[To be done]
Please copy all of the data below line for line, keeping every character unchanged.

=== Extracted material ===

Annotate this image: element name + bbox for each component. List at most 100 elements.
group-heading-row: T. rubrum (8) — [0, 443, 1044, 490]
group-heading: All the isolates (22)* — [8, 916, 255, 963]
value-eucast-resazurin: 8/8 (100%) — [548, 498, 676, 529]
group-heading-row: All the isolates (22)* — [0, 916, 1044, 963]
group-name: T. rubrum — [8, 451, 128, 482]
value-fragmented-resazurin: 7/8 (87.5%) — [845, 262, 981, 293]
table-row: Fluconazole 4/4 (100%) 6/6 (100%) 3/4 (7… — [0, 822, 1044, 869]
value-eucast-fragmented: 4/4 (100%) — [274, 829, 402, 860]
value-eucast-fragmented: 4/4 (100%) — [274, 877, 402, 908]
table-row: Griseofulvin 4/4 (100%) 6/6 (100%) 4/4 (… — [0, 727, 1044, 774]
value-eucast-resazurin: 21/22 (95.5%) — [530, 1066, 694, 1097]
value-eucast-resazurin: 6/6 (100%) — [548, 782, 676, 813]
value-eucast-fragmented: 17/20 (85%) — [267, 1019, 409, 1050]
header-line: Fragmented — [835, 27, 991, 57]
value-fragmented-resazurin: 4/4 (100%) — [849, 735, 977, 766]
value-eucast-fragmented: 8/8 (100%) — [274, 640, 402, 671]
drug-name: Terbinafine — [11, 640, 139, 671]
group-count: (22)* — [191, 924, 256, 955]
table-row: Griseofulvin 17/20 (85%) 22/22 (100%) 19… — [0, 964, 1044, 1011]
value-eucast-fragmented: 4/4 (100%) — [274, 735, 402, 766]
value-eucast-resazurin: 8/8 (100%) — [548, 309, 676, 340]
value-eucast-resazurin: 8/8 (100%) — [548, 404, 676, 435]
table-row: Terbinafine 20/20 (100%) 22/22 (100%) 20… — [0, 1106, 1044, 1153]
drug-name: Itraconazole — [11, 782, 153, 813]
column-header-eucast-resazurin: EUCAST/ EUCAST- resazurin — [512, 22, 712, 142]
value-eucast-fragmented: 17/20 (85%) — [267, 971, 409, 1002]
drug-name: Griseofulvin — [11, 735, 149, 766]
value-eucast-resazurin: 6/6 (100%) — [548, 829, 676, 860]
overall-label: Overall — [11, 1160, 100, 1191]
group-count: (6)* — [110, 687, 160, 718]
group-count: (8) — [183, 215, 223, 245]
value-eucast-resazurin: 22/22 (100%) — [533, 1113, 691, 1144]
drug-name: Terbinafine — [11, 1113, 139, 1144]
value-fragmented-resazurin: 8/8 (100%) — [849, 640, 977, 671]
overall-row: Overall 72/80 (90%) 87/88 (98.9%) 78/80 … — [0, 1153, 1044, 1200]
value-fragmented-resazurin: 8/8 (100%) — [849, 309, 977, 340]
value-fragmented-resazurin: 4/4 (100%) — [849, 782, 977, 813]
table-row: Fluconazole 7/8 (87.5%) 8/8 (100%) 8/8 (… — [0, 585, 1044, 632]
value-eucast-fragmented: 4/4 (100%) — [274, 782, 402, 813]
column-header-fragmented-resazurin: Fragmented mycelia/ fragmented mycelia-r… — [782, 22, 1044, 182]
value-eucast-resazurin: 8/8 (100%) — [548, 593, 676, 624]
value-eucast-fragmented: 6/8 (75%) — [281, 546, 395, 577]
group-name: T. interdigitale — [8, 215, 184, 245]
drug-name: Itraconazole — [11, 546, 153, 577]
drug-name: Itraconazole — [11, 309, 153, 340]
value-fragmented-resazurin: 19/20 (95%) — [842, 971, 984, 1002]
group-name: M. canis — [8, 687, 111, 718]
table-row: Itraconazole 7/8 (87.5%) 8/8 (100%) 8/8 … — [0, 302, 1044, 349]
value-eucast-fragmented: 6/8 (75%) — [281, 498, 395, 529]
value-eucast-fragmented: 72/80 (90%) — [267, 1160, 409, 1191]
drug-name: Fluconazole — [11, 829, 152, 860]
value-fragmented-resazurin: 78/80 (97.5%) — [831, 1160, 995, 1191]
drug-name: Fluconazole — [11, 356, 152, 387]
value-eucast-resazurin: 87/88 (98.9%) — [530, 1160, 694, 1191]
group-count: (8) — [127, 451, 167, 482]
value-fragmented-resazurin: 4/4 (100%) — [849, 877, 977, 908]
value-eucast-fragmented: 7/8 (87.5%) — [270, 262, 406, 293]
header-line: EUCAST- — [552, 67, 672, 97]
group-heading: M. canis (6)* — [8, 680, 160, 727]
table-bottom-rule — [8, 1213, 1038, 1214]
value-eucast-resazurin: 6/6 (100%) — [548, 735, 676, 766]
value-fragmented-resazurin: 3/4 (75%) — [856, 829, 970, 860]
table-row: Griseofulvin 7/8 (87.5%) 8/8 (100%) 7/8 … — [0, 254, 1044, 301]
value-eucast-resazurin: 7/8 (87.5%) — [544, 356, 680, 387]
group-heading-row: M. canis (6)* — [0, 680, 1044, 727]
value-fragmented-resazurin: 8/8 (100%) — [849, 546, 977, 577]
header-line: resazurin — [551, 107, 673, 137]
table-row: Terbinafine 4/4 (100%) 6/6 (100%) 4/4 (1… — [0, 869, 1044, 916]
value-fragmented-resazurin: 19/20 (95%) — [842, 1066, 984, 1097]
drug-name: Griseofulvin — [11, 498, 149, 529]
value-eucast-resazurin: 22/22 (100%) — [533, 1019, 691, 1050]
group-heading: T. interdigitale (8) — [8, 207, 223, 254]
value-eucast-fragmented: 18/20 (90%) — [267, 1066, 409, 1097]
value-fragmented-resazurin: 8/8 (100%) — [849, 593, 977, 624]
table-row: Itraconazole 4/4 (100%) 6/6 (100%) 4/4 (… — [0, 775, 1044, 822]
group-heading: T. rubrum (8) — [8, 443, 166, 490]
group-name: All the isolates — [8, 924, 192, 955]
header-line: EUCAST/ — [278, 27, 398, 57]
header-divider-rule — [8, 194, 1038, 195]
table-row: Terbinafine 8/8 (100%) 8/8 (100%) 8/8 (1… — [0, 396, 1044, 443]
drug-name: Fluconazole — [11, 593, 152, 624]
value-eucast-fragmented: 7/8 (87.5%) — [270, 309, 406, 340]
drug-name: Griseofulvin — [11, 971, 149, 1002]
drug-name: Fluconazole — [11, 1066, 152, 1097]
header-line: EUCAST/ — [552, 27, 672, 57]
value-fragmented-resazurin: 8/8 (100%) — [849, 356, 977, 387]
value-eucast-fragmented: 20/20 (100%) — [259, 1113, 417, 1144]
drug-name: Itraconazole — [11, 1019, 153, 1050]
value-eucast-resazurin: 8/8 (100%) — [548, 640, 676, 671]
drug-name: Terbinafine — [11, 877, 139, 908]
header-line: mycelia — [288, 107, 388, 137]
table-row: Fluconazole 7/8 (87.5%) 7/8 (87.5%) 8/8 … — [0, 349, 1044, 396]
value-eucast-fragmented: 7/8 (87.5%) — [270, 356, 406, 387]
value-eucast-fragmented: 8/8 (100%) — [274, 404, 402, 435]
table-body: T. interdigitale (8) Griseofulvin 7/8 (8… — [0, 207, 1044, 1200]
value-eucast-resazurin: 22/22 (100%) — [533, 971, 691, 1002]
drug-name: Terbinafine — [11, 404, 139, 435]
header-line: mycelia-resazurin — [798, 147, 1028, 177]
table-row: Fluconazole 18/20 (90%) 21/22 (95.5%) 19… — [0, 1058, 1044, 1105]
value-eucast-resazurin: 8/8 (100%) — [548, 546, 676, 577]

===

[Exercise output]
Annotate this image: element name + bbox for each component. List at most 100 elements.
group-heading-row: T. rubrum (8) — [0, 443, 1044, 490]
group-heading: All the isolates (22)* — [8, 916, 255, 963]
value-eucast-resazurin: 8/8 (100%) — [548, 498, 676, 529]
group-heading-row: All the isolates (22)* — [0, 916, 1044, 963]
group-name: T. rubrum — [8, 451, 128, 482]
value-fragmented-resazurin: 7/8 (87.5%) — [845, 262, 981, 293]
table-row: Fluconazole 4/4 (100%) 6/6 (100%) 3/4 (7… — [0, 822, 1044, 869]
value-eucast-fragmented: 4/4 (100%) — [274, 829, 402, 860]
value-eucast-fragmented: 4/4 (100%) — [274, 877, 402, 908]
table-row: Griseofulvin 4/4 (100%) 6/6 (100%) 4/4 (… — [0, 727, 1044, 774]
value-eucast-resazurin: 21/22 (95.5%) — [530, 1066, 694, 1097]
value-eucast-resazurin: 6/6 (100%) — [548, 782, 676, 813]
value-eucast-fragmented: 17/20 (85%) — [267, 1019, 409, 1050]
header-line: Fragmented — [835, 27, 991, 57]
value-fragmented-resazurin: 4/4 (100%) — [849, 735, 977, 766]
value-eucast-fragmented: 8/8 (100%) — [274, 640, 402, 671]
drug-name: Terbinafine — [11, 640, 139, 671]
group-count: (22)* — [191, 924, 256, 955]
table-row: Griseofulvin 17/20 (85%) 22/22 (100%) 19… — [0, 964, 1044, 1011]
value-eucast-fragmented: 4/4 (100%) — [274, 735, 402, 766]
value-eucast-resazurin: 8/8 (100%) — [548, 309, 676, 340]
value-eucast-resazurin: 8/8 (100%) — [548, 404, 676, 435]
table-row: Terbinafine 20/20 (100%) 22/22 (100%) 20… — [0, 1106, 1044, 1153]
drug-name: Itraconazole — [11, 782, 153, 813]
column-header-eucast-resazurin: EUCAST/ EUCAST- resazurin — [512, 22, 712, 142]
value-eucast-fragmented: 17/20 (85%) — [267, 971, 409, 1002]
drug-name: Griseofulvin — [11, 735, 149, 766]
value-eucast-resazurin: 6/6 (100%) — [548, 829, 676, 860]
overall-label: Overall — [11, 1160, 100, 1191]
group-count: (6)* — [110, 687, 160, 718]
group-count: (8) — [183, 215, 223, 245]
value-eucast-resazurin: 22/22 (100%) — [533, 1113, 691, 1144]
drug-name: Terbinafine — [11, 1113, 139, 1144]
value-fragmented-resazurin: 8/8 (100%) — [849, 640, 977, 671]
overall-row: Overall 72/80 (90%) 87/88 (98.9%) 78/80 … — [0, 1153, 1044, 1200]
value-fragmented-resazurin: 8/8 (100%) — [849, 309, 977, 340]
value-fragmented-resazurin: 4/4 (100%) — [849, 782, 977, 813]
table-row: Fluconazole 7/8 (87.5%) 8/8 (100%) 8/8 (… — [0, 585, 1044, 632]
value-eucast-fragmented: 4/4 (100%) — [274, 782, 402, 813]
column-header-fragmented-resazurin: Fragmented mycelia/ fragmented mycelia-r… — [782, 22, 1044, 182]
value-eucast-resazurin: 8/8 (100%) — [548, 593, 676, 624]
value-eucast-fragmented: 6/8 (75%) — [281, 546, 395, 577]
group-name: T. interdigitale — [8, 215, 184, 245]
drug-name: Itraconazole — [11, 546, 153, 577]
drug-name: Itraconazole — [11, 309, 153, 340]
value-fragmented-resazurin: 19/20 (95%) — [842, 971, 984, 1002]
group-name: M. canis — [8, 687, 111, 718]
table-row: Itraconazole 7/8 (87.5%) 8/8 (100%) 8/8 … — [0, 302, 1044, 349]
value-eucast-fragmented: 6/8 (75%) — [281, 498, 395, 529]
value-eucast-fragmented: 72/80 (90%) — [267, 1160, 409, 1191]
drug-name: Fluconazole — [11, 829, 152, 860]
value-fragmented-resazurin: 78/80 (97.5%) — [831, 1160, 995, 1191]
drug-name: Fluconazole — [11, 356, 152, 387]
value-eucast-resazurin: 87/88 (98.9%) — [530, 1160, 694, 1191]
group-count: (8) — [127, 451, 167, 482]
value-fragmented-resazurin: 4/4 (100%) — [849, 877, 977, 908]
value-eucast-fragmented: 7/8 (87.5%) — [270, 262, 406, 293]
header-line: EUCAST- — [552, 67, 672, 97]
group-heading: M. canis (6)* — [8, 680, 160, 727]
table-bottom-rule — [8, 1213, 1038, 1214]
value-eucast-resazurin: 6/6 (100%) — [548, 735, 676, 766]
value-fragmented-resazurin: 3/4 (75%) — [856, 829, 970, 860]
table-row: Griseofulvin 7/8 (87.5%) 8/8 (100%) 7/8 … — [0, 254, 1044, 301]
value-eucast-resazurin: 7/8 (87.5%) — [544, 356, 680, 387]
group-heading-row: M. canis (6)* — [0, 680, 1044, 727]
value-fragmented-resazurin: 8/8 (100%) — [849, 546, 977, 577]
header-line: resazurin — [551, 107, 673, 137]
table-row: Terbinafine 4/4 (100%) 6/6 (100%) 4/4 (1… — [0, 869, 1044, 916]
value-fragmented-resazurin: 19/20 (95%) — [842, 1066, 984, 1097]
drug-name: Griseofulvin — [11, 498, 149, 529]
value-eucast-resazurin: 22/22 (100%) — [533, 1019, 691, 1050]
group-heading: T. interdigitale (8) — [8, 207, 223, 254]
value-eucast-fragmented: 18/20 (90%) — [267, 1066, 409, 1097]
value-fragmented-resazurin: 8/8 (100%) — [849, 593, 977, 624]
table-row: Itraconazole 4/4 (100%) 6/6 (100%) 4/4 (… — [0, 775, 1044, 822]
group-heading: T. rubrum (8) — [8, 443, 166, 490]
group-name: All the isolates — [8, 924, 192, 955]
header-line: EUCAST/ — [278, 27, 398, 57]
header-divider-rule — [8, 194, 1038, 195]
table-row: Terbinafine 8/8 (100%) 8/8 (100%) 8/8 (1… — [0, 396, 1044, 443]
drug-name: Fluconazole — [11, 593, 152, 624]
value-eucast-fragmented: 7/8 (87.5%) — [270, 309, 406, 340]
drug-name: Griseofulvin — [11, 971, 149, 1002]
drug-name: Fluconazole — [11, 1066, 152, 1097]
header-line: EUCAST/ — [552, 27, 672, 57]
value-fragmented-resazurin: 8/8 (100%) — [849, 356, 977, 387]
value-eucast-fragmented: 20/20 (100%) — [259, 1113, 417, 1144]
drug-name: Itraconazole — [11, 1019, 153, 1050]
value-eucast-resazurin: 8/8 (100%) — [548, 640, 676, 671]
drug-name: Terbinafine — [11, 877, 139, 908]
header-line: mycelia — [288, 107, 388, 137]
table-row: Fluconazole 7/8 (87.5%) 7/8 (87.5%) 8/8 … — [0, 349, 1044, 396]
value-eucast-fragmented: 7/8 (87.5%) — [270, 356, 406, 387]
value-eucast-fragmented: 8/8 (100%) — [274, 404, 402, 435]
table-body: T. interdigitale (8) Griseofulvin 7/8 (8… — [0, 207, 1044, 1200]
value-eucast-resazurin: 22/22 (100%) — [533, 971, 691, 1002]
drug-name: Terbinafine — [11, 404, 139, 435]
header-line: mycelia-resazurin — [798, 147, 1028, 177]
table-row: Fluconazole 18/20 (90%) 21/22 (95.5%) 19… — [0, 1058, 1044, 1105]
value-eucast-resazurin: 8/8 (100%) — [548, 546, 676, 577]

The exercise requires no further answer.